— Begin Data for this exercise —

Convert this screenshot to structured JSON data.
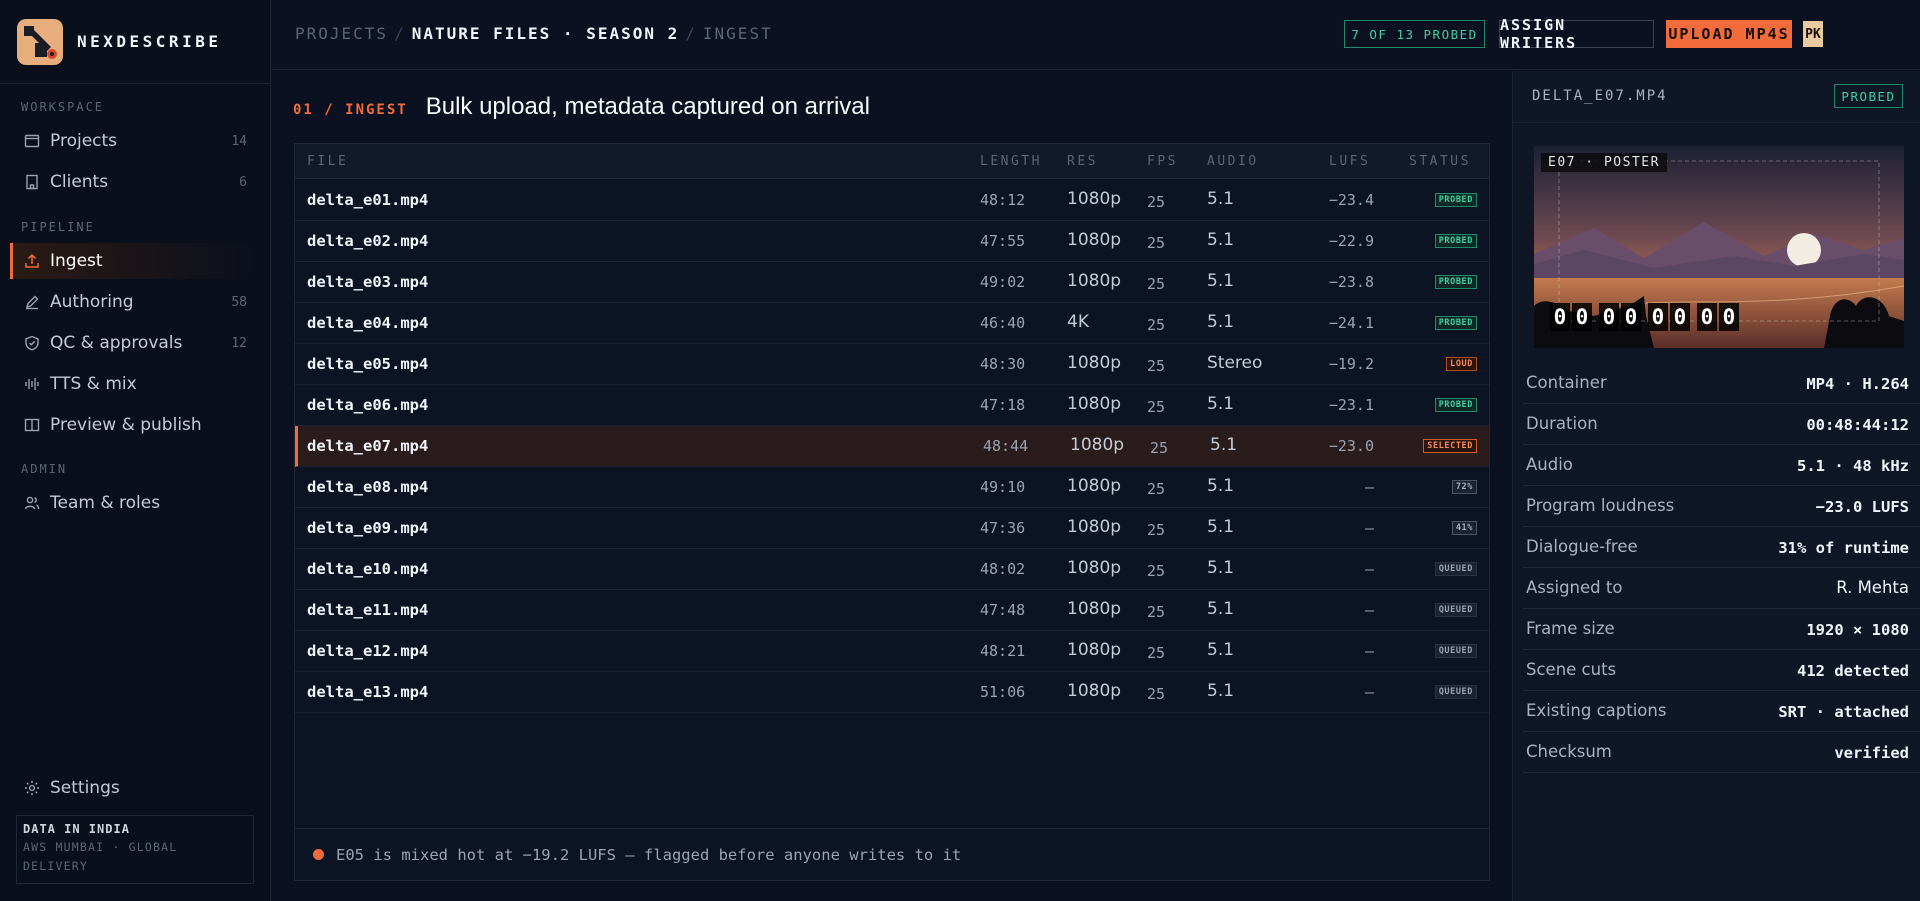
{
  "brand": {
    "name": "NEXDESCRIBE"
  },
  "sidebar": {
    "sections": {
      "workspace": "WORKSPACE",
      "pipeline": "PIPELINE",
      "admin": "ADMIN"
    },
    "items": [
      {
        "label": "Projects",
        "count": "14",
        "icon": "folder-icon"
      },
      {
        "label": "Clients",
        "count": "6",
        "icon": "building-icon"
      },
      {
        "label": "Ingest",
        "count": "",
        "icon": "upload-icon",
        "active": true
      },
      {
        "label": "Authoring",
        "count": "58",
        "icon": "pen-icon"
      },
      {
        "label": "QC & approvals",
        "count": "12",
        "icon": "shield-check-icon"
      },
      {
        "label": "TTS & mix",
        "count": "",
        "icon": "waveform-icon"
      },
      {
        "label": "Preview & publish",
        "count": "",
        "icon": "book-open-icon"
      },
      {
        "label": "Team & roles",
        "count": "",
        "icon": "users-icon"
      }
    ],
    "settings": "Settings",
    "region": {
      "title": "DATA IN INDIA",
      "subtitle": "AWS MUMBAI · GLOBAL DELIVERY"
    }
  },
  "header": {
    "breadcrumb": [
      "PROJECTS",
      "NATURE FILES · SEASON 2",
      "INGEST"
    ],
    "probed_status": "7 OF 13 PROBED",
    "assign_label": "ASSIGN WRITERS",
    "upload_label": "UPLOAD MP4S",
    "avatar_initials": "PK"
  },
  "main": {
    "step": "01 / INGEST",
    "title": "Bulk upload, metadata captured on arrival",
    "columns": [
      "FILE",
      "LENGTH",
      "RES",
      "FPS",
      "AUDIO",
      "LUFS",
      "STATUS"
    ],
    "rows": [
      {
        "file": "delta_e01.mp4",
        "length": "48:12",
        "res": "1080p",
        "fps": "25",
        "audio": "5.1",
        "lufs": "−23.4",
        "status": "PROBED",
        "kind": "probed"
      },
      {
        "file": "delta_e02.mp4",
        "length": "47:55",
        "res": "1080p",
        "fps": "25",
        "audio": "5.1",
        "lufs": "−22.9",
        "status": "PROBED",
        "kind": "probed"
      },
      {
        "file": "delta_e03.mp4",
        "length": "49:02",
        "res": "1080p",
        "fps": "25",
        "audio": "5.1",
        "lufs": "−23.8",
        "status": "PROBED",
        "kind": "probed"
      },
      {
        "file": "delta_e04.mp4",
        "length": "46:40",
        "res": "4K",
        "fps": "25",
        "audio": "5.1",
        "lufs": "−24.1",
        "status": "PROBED",
        "kind": "probed"
      },
      {
        "file": "delta_e05.mp4",
        "length": "48:30",
        "res": "1080p",
        "fps": "25",
        "audio": "Stereo",
        "lufs": "−19.2",
        "status": "LOUD",
        "kind": "loud"
      },
      {
        "file": "delta_e06.mp4",
        "length": "47:18",
        "res": "1080p",
        "fps": "25",
        "audio": "5.1",
        "lufs": "−23.1",
        "status": "PROBED",
        "kind": "probed"
      },
      {
        "file": "delta_e07.mp4",
        "length": "48:44",
        "res": "1080p",
        "fps": "25",
        "audio": "5.1",
        "lufs": "−23.0",
        "status": "SELECTED",
        "kind": "selected"
      },
      {
        "file": "delta_e08.mp4",
        "length": "49:10",
        "res": "1080p",
        "fps": "25",
        "audio": "5.1",
        "lufs": "—",
        "status": "72%",
        "kind": "pct"
      },
      {
        "file": "delta_e09.mp4",
        "length": "47:36",
        "res": "1080p",
        "fps": "25",
        "audio": "5.1",
        "lufs": "—",
        "status": "41%",
        "kind": "pct"
      },
      {
        "file": "delta_e10.mp4",
        "length": "48:02",
        "res": "1080p",
        "fps": "25",
        "audio": "5.1",
        "lufs": "—",
        "status": "QUEUED",
        "kind": "queued"
      },
      {
        "file": "delta_e11.mp4",
        "length": "47:48",
        "res": "1080p",
        "fps": "25",
        "audio": "5.1",
        "lufs": "—",
        "status": "QUEUED",
        "kind": "queued"
      },
      {
        "file": "delta_e12.mp4",
        "length": "48:21",
        "res": "1080p",
        "fps": "25",
        "audio": "5.1",
        "lufs": "—",
        "status": "QUEUED",
        "kind": "queued"
      },
      {
        "file": "delta_e13.mp4",
        "length": "51:06",
        "res": "1080p",
        "fps": "25",
        "audio": "5.1",
        "lufs": "—",
        "status": "QUEUED",
        "kind": "queued"
      }
    ],
    "footnote": "E05 is mixed hot at −19.2 LUFS — flagged before anyone writes to it"
  },
  "detail": {
    "file": "DELTA_E07.MP4",
    "status": "PROBED",
    "poster_label": "E07 · POSTER",
    "timecode": "00:00:00:00",
    "meta": [
      {
        "key": "Container",
        "value": "MP4 · H.264"
      },
      {
        "key": "Duration",
        "value": "00:48:44:12"
      },
      {
        "key": "Audio",
        "value": "5.1 · 48 kHz"
      },
      {
        "key": "Program loudness",
        "value": "−23.0 LUFS"
      },
      {
        "key": "Dialogue-free",
        "value": "31% of runtime"
      },
      {
        "key": "Assigned to",
        "value": "R. Mehta"
      },
      {
        "key": "Frame size",
        "value": "1920 × 1080"
      },
      {
        "key": "Scene cuts",
        "value": "412 detected"
      },
      {
        "key": "Existing captions",
        "value": "SRT · attached"
      },
      {
        "key": "Checksum",
        "value": "verified"
      }
    ]
  },
  "colors": {
    "accent": "#f26b3a",
    "success": "#3fd0a4",
    "background": "#0b1120"
  }
}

— End Data for this exercise —

**Exercise instructions:** From start to finish, output the listing exactly, but omit its pictures.

**Solution to this exercise:**
Convert this screenshot to structured JSON data.
{
  "brand": {
    "name": "NEXDESCRIBE"
  },
  "sidebar": {
    "sections": {
      "workspace": "WORKSPACE",
      "pipeline": "PIPELINE",
      "admin": "ADMIN"
    },
    "items": [
      {
        "label": "Projects",
        "count": "14",
        "icon": "folder-icon"
      },
      {
        "label": "Clients",
        "count": "6",
        "icon": "building-icon"
      },
      {
        "label": "Ingest",
        "count": "",
        "icon": "upload-icon",
        "active": true
      },
      {
        "label": "Authoring",
        "count": "58",
        "icon": "pen-icon"
      },
      {
        "label": "QC & approvals",
        "count": "12",
        "icon": "shield-check-icon"
      },
      {
        "label": "TTS & mix",
        "count": "",
        "icon": "waveform-icon"
      },
      {
        "label": "Preview & publish",
        "count": "",
        "icon": "book-open-icon"
      },
      {
        "label": "Team & roles",
        "count": "",
        "icon": "users-icon"
      }
    ],
    "settings": "Settings",
    "region": {
      "title": "DATA IN INDIA",
      "subtitle": "AWS MUMBAI · GLOBAL DELIVERY"
    }
  },
  "header": {
    "breadcrumb": [
      "PROJECTS",
      "NATURE FILES · SEASON 2",
      "INGEST"
    ],
    "probed_status": "7 OF 13 PROBED",
    "assign_label": "ASSIGN WRITERS",
    "upload_label": "UPLOAD MP4S",
    "avatar_initials": "PK"
  },
  "main": {
    "step": "01 / INGEST",
    "title": "Bulk upload, metadata captured on arrival",
    "columns": [
      "FILE",
      "LENGTH",
      "RES",
      "FPS",
      "AUDIO",
      "LUFS",
      "STATUS"
    ],
    "rows": [
      {
        "file": "delta_e01.mp4",
        "length": "48:12",
        "res": "1080p",
        "fps": "25",
        "audio": "5.1",
        "lufs": "−23.4",
        "status": "PROBED",
        "kind": "probed"
      },
      {
        "file": "delta_e02.mp4",
        "length": "47:55",
        "res": "1080p",
        "fps": "25",
        "audio": "5.1",
        "lufs": "−22.9",
        "status": "PROBED",
        "kind": "probed"
      },
      {
        "file": "delta_e03.mp4",
        "length": "49:02",
        "res": "1080p",
        "fps": "25",
        "audio": "5.1",
        "lufs": "−23.8",
        "status": "PROBED",
        "kind": "probed"
      },
      {
        "file": "delta_e04.mp4",
        "length": "46:40",
        "res": "4K",
        "fps": "25",
        "audio": "5.1",
        "lufs": "−24.1",
        "status": "PROBED",
        "kind": "probed"
      },
      {
        "file": "delta_e05.mp4",
        "length": "48:30",
        "res": "1080p",
        "fps": "25",
        "audio": "Stereo",
        "lufs": "−19.2",
        "status": "LOUD",
        "kind": "loud"
      },
      {
        "file": "delta_e06.mp4",
        "length": "47:18",
        "res": "1080p",
        "fps": "25",
        "audio": "5.1",
        "lufs": "−23.1",
        "status": "PROBED",
        "kind": "probed"
      },
      {
        "file": "delta_e07.mp4",
        "length": "48:44",
        "res": "1080p",
        "fps": "25",
        "audio": "5.1",
        "lufs": "−23.0",
        "status": "SELECTED",
        "kind": "selected"
      },
      {
        "file": "delta_e08.mp4",
        "length": "49:10",
        "res": "1080p",
        "fps": "25",
        "audio": "5.1",
        "lufs": "—",
        "status": "72%",
        "kind": "pct"
      },
      {
        "file": "delta_e09.mp4",
        "length": "47:36",
        "res": "1080p",
        "fps": "25",
        "audio": "5.1",
        "lufs": "—",
        "status": "41%",
        "kind": "pct"
      },
      {
        "file": "delta_e10.mp4",
        "length": "48:02",
        "res": "1080p",
        "fps": "25",
        "audio": "5.1",
        "lufs": "—",
        "status": "QUEUED",
        "kind": "queued"
      },
      {
        "file": "delta_e11.mp4",
        "length": "47:48",
        "res": "1080p",
        "fps": "25",
        "audio": "5.1",
        "lufs": "—",
        "status": "QUEUED",
        "kind": "queued"
      },
      {
        "file": "delta_e12.mp4",
        "length": "48:21",
        "res": "1080p",
        "fps": "25",
        "audio": "5.1",
        "lufs": "—",
        "status": "QUEUED",
        "kind": "queued"
      },
      {
        "file": "delta_e13.mp4",
        "length": "51:06",
        "res": "1080p",
        "fps": "25",
        "audio": "5.1",
        "lufs": "—",
        "status": "QUEUED",
        "kind": "queued"
      }
    ],
    "footnote": "E05 is mixed hot at −19.2 LUFS — flagged before anyone writes to it"
  },
  "detail": {
    "file": "DELTA_E07.MP4",
    "status": "PROBED",
    "poster_label": "E07 · POSTER",
    "timecode": "00:00:00:00",
    "meta": [
      {
        "key": "Container",
        "value": "MP4 · H.264"
      },
      {
        "key": "Duration",
        "value": "00:48:44:12"
      },
      {
        "key": "Audio",
        "value": "5.1 · 48 kHz"
      },
      {
        "key": "Program loudness",
        "value": "−23.0 LUFS"
      },
      {
        "key": "Dialogue-free",
        "value": "31% of runtime"
      },
      {
        "key": "Assigned to",
        "value": "R. Mehta"
      },
      {
        "key": "Frame size",
        "value": "1920 × 1080"
      },
      {
        "key": "Scene cuts",
        "value": "412 detected"
      },
      {
        "key": "Existing captions",
        "value": "SRT · attached"
      },
      {
        "key": "Checksum",
        "value": "verified"
      }
    ]
  },
  "colors": {
    "accent": "#f26b3a",
    "success": "#3fd0a4",
    "background": "#0b1120"
  }
}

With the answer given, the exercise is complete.